[Collected data entries]
============

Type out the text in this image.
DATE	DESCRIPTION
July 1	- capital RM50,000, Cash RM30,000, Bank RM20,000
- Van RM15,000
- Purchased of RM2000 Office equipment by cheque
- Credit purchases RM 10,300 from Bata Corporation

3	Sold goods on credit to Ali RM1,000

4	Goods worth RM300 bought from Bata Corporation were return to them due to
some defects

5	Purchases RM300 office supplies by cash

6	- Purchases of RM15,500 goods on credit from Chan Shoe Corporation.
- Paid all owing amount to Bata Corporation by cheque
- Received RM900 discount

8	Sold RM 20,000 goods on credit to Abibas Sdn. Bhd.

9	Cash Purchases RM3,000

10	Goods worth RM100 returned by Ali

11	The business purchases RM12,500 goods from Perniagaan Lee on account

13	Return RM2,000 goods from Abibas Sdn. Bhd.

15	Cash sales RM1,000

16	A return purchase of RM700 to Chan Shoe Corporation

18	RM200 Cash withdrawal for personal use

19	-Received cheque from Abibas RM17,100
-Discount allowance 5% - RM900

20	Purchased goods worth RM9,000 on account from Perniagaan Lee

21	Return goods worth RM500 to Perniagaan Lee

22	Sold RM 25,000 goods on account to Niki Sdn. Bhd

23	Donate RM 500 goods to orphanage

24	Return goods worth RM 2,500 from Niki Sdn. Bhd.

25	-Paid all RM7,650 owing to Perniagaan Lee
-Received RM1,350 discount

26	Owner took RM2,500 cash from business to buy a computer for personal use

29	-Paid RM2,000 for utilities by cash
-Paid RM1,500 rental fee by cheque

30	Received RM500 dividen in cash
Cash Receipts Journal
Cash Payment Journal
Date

============

Problem description -
Set down the entries verbatim, leaving none out.

The solution -
Type out the text in this image.
DATE	DESCRIPTION
July 1	- capital RM50,000, Cash RM30,000, Bank RM20,000
- Van RM15,000
- Purchased of RM2000 Office equipment by cheque
- Credit purchases RM 10,300 from Bata Corporation

3	Sold goods on credit to Ali RM1,000

4	Goods worth RM300 bought from Bata Corporation were return to them due to
some defects

5	Purchases RM300 office supplies by cash

6	- Purchases of RM15,500 goods on credit from Chan Shoe Corporation.
- Paid all owing amount to Bata Corporation by cheque
- Received RM900 discount

8	Sold RM 20,000 goods on credit to Abibas Sdn. Bhd.

9	Cash Purchases RM3,000

10	Goods worth RM100 returned by Ali

11	The business purchases RM12,500 goods from Perniagaan Lee on account

13	Return RM2,000 goods from Abibas Sdn. Bhd.

15	Cash sales RM1,000

16	A return purchase of RM700 to Chan Shoe Corporation

18	RM200 Cash withdrawal for personal use

19	-Received cheque from Abibas RM17,100
-Discount allowance 5% - RM900

20	Purchased goods worth RM9,000 on account from Perniagaan Lee

21	Return goods worth RM500 to Perniagaan Lee

22	Sold RM 25,000 goods on account to Niki Sdn. Bhd

23	Donate RM 500 goods to orphanage

24	Return goods worth RM 2,500 from Niki Sdn. Bhd.

25	-Paid all RM7,650 owing to Perniagaan Lee
-Received RM1,350 discount

26	Owner took RM2,500 cash from business to buy a computer for personal use

29	-Paid RM2,000 for utilities by cash
-Paid RM1,500 rental fee by cheque

30	Received RM500 dividen in cash
Cash Receipts Journal
Cash Payment Journal
Date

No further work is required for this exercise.